↓
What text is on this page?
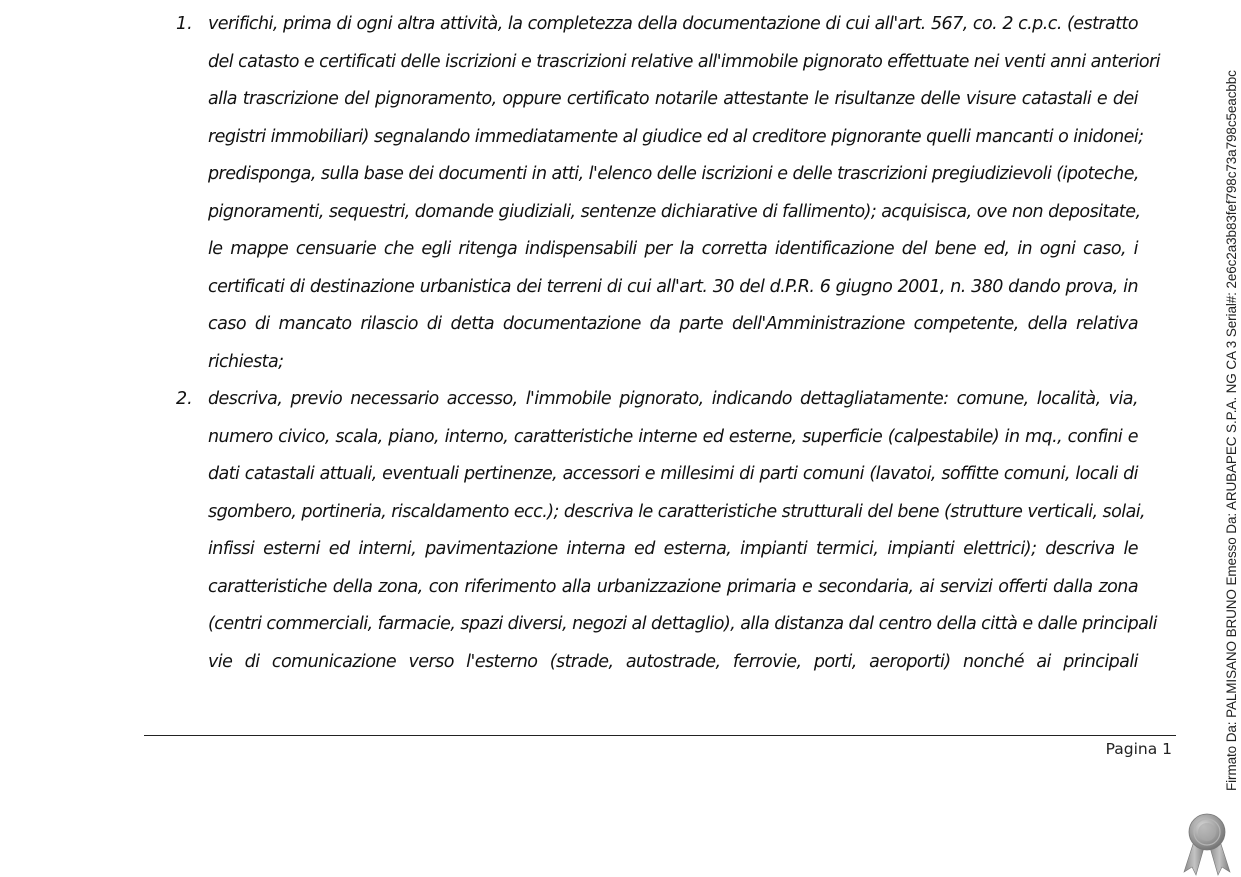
1. verifichi, prima di ogni altra attività, la completezza della documentazione di cui all'art. 567, co. 2 c.p.c. (estratto
del catasto e certificati delle iscrizioni e trascrizioni relative all'immobile pignorato effettuate nei venti anni anteriori
alla trascrizione del pignoramento, oppure certificato notarile attestante le risultanze delle visure catastali e dei
registri immobiliari) segnalando immediatamente al giudice ed al creditore pignorante quelli mancanti o inidonei;
predisponga, sulla base dei documenti in atti, l'elenco delle iscrizioni e delle trascrizioni pregiudizievoli (ipoteche,
pignoramenti, sequestri, domande giudiziali, sentenze dichiarative di fallimento); acquisisca, ove non depositate,
le mappe censuarie che egli ritenga indispensabili per la corretta identificazione del bene ed, in ogni caso, i
certificati di destinazione urbanistica dei terreni di cui all'art. 30 del d.P.R. 6 giugno 2001, n. 380 dando prova, in
caso di mancato rilascio di detta documentazione da parte dell'Amministrazione competente, della relativa
richiesta;
2. descriva, previo necessario accesso, l'immobile pignorato, indicando dettagliatamente: comune, località, via,
numero civico, scala, piano, interno, caratteristiche interne ed esterne, superficie (calpestabile) in mq., confini e
dati catastali attuali, eventuali pertinenze, accessori e millesimi di parti comuni (lavatoi, soffitte comuni, locali di
sgombero, portineria, riscaldamento ecc.); descriva le caratteristiche strutturali del bene (strutture verticali, solai,
infissi esterni ed interni, pavimentazione interna ed esterna, impianti termici, impianti elettrici); descriva le
caratteristiche della zona, con riferimento alla urbanizzazione primaria e secondaria, ai servizi offerti dalla zona
(centri commerciali, farmacie, spazi diversi, negozi al dettaglio), alla distanza dal centro della città e dalle principali
vie di comunicazione verso l'esterno (strade, autostrade, ferrovie, porti, aeroporti) nonché ai principali
Pagina 1	Firmato Da: PALMISANO BRUNO Emesso Da: ARUBAPEC S.P.A. NG CA 3 Serial#: 2e6c2a3b83fef798c73a798c5eacbbc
↑
REQUIREMENTS: Search the lines for the string "principali" and copy every line that has it.

REPLY TO THE EXERCISE:
(centri commerciali, farmacie, spazi diversi, negozi al dettaglio), alla distanza dal centro della città e dalle principali
vie di comunicazione verso l'esterno (strade, autostrade, ferrovie, porti, aeroporti) nonché ai principali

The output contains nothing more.